(Items listed in a dataset)
——

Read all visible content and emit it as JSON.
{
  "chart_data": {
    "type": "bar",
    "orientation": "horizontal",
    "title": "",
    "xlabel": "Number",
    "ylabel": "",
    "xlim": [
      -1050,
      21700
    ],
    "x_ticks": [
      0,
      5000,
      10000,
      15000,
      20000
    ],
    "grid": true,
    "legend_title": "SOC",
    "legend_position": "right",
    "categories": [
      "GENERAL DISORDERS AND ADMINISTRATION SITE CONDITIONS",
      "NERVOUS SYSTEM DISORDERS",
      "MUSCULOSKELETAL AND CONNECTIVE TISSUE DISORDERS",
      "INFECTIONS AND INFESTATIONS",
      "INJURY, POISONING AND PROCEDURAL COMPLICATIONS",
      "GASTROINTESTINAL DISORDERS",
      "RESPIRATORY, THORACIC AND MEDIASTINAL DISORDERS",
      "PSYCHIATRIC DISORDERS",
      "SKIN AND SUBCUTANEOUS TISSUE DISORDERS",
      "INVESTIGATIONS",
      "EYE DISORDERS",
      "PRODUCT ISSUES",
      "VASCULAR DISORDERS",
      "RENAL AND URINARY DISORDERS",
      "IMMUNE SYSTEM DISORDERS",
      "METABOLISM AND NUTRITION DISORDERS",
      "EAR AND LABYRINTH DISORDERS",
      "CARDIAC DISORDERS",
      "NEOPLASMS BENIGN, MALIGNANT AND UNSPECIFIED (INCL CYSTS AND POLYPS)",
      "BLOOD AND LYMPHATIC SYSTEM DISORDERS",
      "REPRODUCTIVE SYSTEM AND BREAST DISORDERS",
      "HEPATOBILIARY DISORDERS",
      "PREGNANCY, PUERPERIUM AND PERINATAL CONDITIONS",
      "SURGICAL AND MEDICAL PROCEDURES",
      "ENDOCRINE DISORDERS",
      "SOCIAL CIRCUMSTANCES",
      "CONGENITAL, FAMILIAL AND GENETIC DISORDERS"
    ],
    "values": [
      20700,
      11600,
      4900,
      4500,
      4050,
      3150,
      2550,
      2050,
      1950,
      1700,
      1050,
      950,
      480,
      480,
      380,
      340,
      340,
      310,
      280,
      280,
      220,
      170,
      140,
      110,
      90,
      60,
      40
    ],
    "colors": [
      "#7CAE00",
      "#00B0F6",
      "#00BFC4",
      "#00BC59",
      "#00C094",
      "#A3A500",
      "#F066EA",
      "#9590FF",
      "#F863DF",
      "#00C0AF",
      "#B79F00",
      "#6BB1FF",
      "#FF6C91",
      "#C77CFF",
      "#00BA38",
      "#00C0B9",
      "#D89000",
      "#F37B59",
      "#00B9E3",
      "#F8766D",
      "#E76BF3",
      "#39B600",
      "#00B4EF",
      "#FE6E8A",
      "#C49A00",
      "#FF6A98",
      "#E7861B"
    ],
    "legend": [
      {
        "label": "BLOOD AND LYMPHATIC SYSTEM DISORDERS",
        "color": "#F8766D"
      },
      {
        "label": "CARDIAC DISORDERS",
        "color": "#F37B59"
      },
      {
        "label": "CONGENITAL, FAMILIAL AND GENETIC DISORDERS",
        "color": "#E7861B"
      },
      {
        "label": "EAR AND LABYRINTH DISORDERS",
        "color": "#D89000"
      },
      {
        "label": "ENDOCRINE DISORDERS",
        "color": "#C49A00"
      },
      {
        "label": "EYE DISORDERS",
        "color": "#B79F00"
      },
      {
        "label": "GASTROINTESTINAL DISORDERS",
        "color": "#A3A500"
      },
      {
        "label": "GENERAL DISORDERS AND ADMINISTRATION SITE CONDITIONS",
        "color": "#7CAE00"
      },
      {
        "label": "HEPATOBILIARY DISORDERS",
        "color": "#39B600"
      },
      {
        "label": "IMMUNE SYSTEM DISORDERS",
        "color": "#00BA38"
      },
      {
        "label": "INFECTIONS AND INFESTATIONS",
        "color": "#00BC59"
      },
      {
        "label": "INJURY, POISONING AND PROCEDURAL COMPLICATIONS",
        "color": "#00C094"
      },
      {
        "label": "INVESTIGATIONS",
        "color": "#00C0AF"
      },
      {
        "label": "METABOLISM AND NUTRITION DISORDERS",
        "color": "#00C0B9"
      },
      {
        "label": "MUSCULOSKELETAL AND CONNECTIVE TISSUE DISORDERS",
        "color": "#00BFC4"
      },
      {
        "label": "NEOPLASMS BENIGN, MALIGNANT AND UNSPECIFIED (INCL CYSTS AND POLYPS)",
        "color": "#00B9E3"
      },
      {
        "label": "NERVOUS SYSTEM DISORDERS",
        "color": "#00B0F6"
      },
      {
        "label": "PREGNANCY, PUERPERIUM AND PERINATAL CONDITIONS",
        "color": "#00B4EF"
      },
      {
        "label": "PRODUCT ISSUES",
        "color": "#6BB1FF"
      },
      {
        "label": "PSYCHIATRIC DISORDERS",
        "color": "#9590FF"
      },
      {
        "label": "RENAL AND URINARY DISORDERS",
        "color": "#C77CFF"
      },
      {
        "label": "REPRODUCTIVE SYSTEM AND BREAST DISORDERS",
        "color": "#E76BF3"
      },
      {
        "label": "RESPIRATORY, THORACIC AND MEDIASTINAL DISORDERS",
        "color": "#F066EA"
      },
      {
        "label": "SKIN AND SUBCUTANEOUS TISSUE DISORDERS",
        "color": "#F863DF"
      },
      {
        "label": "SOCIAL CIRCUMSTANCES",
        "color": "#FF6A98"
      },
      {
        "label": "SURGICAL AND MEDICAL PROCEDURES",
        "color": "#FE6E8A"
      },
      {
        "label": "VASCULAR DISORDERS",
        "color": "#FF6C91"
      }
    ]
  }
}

——

- _PROBLEM TO SOLVE_
Only lines with the string "SURGICAL" belong in your answer; copy each one.

- _THE COMPLETED TASK_
      "SURGICAL AND MEDICAL PROCEDURES",
        "label": "SURGICAL AND MEDICAL PROCEDURES",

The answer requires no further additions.